Problem statement – Below are some records; give them all again exactly, but not the pictures.

Records to use –
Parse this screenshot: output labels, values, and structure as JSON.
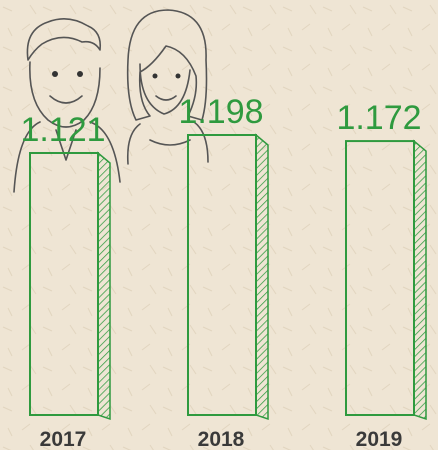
{
  "chart_data": {
    "type": "bar",
    "categories": [
      "2017",
      "2018",
      "2019"
    ],
    "values": [
      1.121,
      1.198,
      1.172
    ],
    "color": "#2f9a3f"
  }
}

Finished exercise –
Parse this screenshot: output labels, values, and structure as JSON.
{
  "chart_data": {
    "type": "bar",
    "categories": [
      "2017",
      "2018",
      "2019"
    ],
    "values": [
      1.121,
      1.198,
      1.172
    ],
    "color": "#2f9a3f"
  }
}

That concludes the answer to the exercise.